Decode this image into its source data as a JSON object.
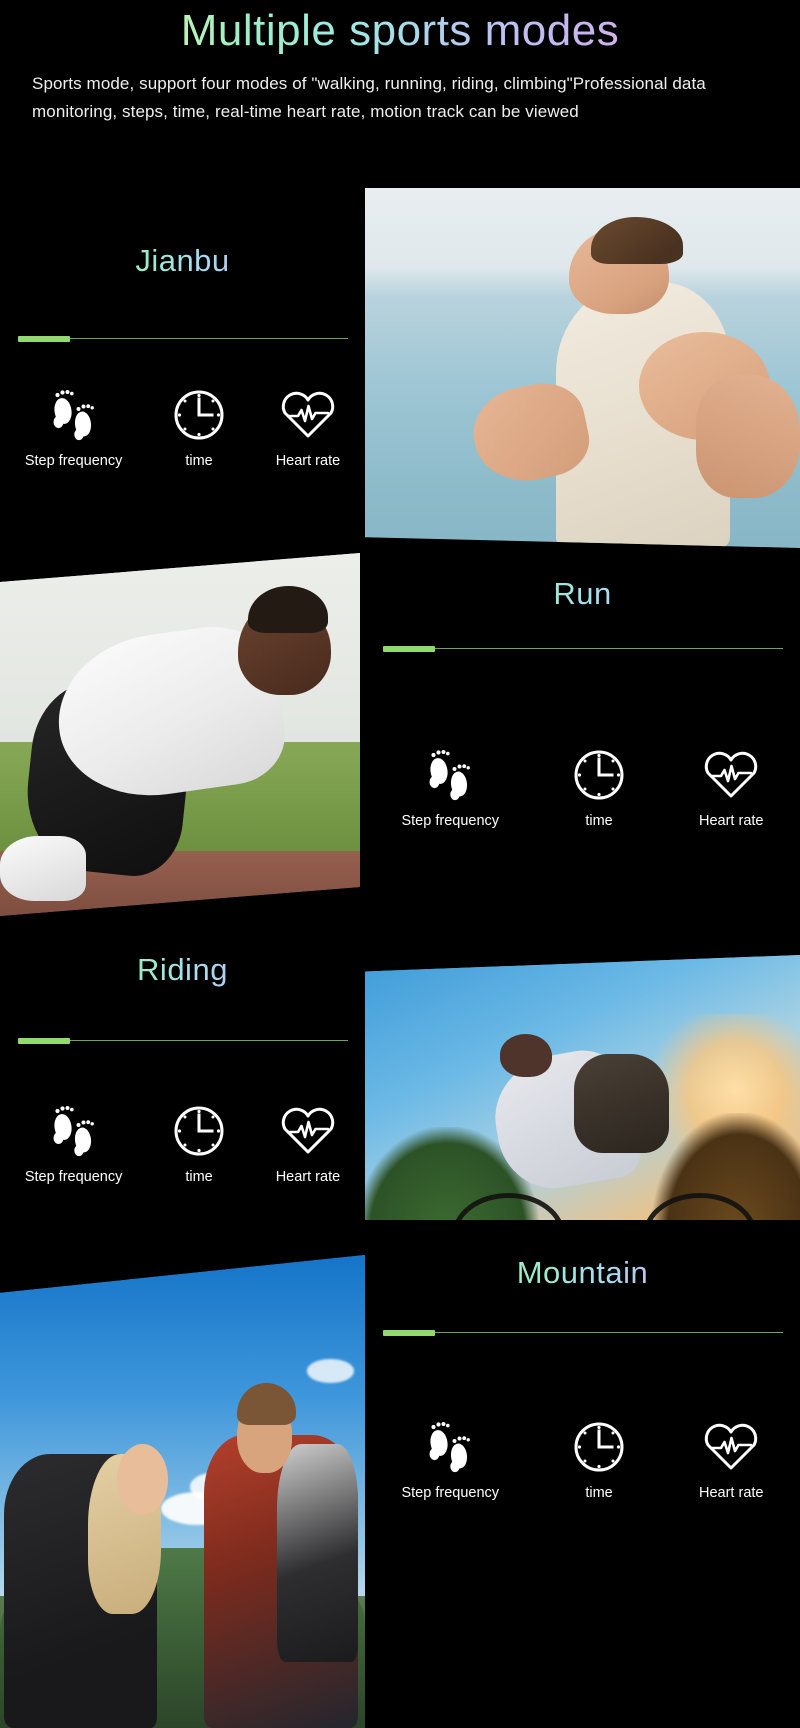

· · · · ·

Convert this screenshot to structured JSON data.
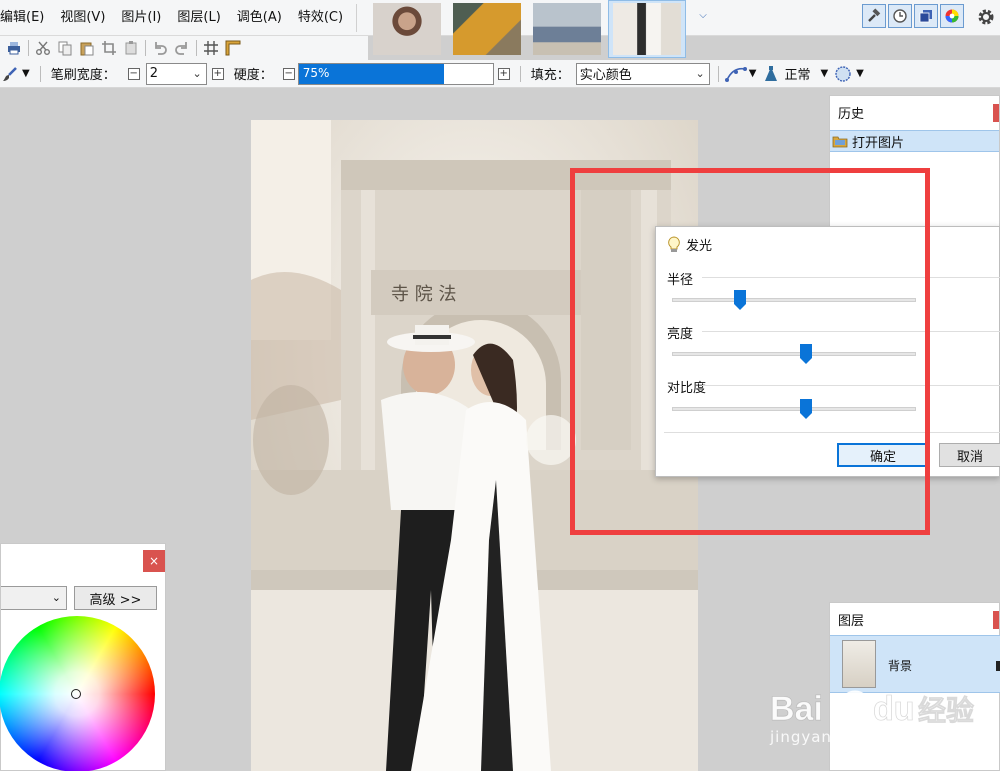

· · · · ·

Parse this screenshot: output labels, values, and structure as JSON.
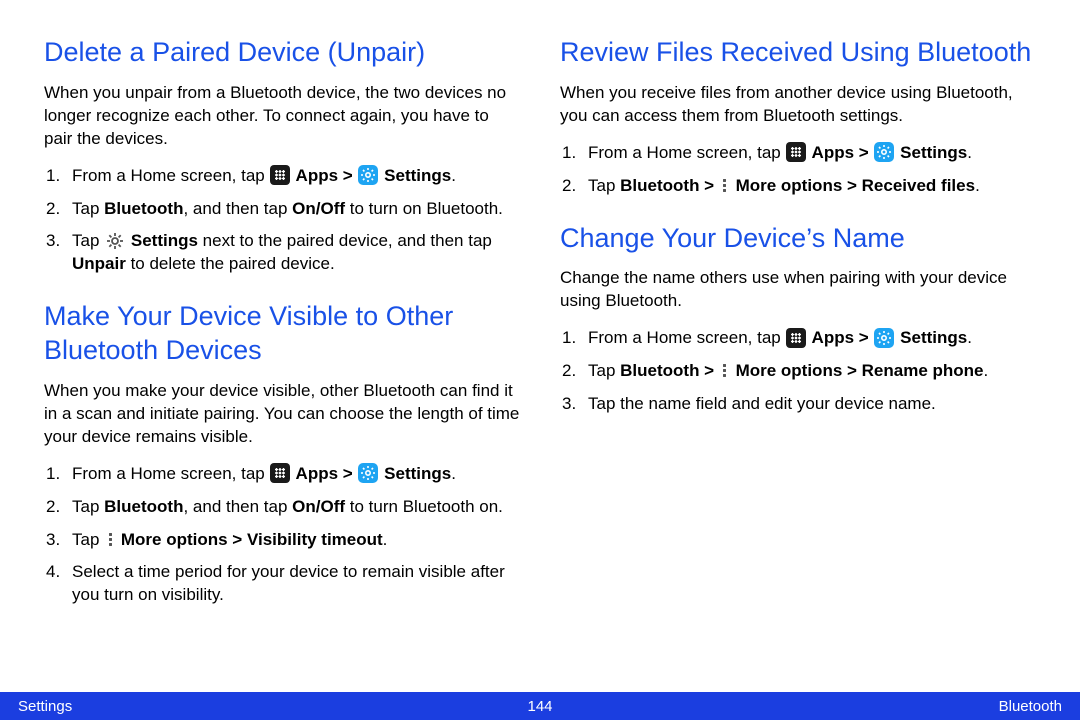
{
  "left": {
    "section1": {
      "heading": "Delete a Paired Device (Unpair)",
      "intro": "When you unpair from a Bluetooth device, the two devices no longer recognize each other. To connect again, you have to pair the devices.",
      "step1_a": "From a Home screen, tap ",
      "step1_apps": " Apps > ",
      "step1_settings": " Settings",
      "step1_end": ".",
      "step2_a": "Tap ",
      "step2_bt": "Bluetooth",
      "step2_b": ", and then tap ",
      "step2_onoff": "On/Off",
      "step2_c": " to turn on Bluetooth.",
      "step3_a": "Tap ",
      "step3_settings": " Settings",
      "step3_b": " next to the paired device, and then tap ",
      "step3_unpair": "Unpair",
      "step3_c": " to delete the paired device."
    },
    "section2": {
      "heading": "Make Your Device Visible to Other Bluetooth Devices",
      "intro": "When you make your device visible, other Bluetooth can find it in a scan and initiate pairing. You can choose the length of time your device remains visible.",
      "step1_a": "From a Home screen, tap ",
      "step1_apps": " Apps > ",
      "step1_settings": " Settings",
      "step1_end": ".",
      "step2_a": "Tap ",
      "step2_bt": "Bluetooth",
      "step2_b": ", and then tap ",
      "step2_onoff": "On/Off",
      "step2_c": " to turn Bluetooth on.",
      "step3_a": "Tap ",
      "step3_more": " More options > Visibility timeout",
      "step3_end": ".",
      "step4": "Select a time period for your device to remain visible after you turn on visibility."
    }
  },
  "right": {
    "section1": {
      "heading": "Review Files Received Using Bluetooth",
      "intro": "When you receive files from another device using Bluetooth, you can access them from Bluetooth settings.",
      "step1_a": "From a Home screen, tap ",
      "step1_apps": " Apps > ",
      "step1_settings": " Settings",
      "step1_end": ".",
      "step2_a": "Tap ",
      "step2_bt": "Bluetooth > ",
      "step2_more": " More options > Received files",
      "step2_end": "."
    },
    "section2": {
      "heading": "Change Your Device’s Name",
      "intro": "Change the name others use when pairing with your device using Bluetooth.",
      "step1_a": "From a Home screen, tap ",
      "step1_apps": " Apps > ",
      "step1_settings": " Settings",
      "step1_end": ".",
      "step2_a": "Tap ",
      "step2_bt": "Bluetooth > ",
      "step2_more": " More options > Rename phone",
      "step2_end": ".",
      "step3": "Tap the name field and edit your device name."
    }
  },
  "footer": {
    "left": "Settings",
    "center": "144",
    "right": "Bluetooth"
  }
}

· · · · ·

**Required work:** Find all lines where the word "data" appears. Copy them.

**Output below:**
Decode this image into its source data as a JSON object.
Convert this screenshot to structured JSON data.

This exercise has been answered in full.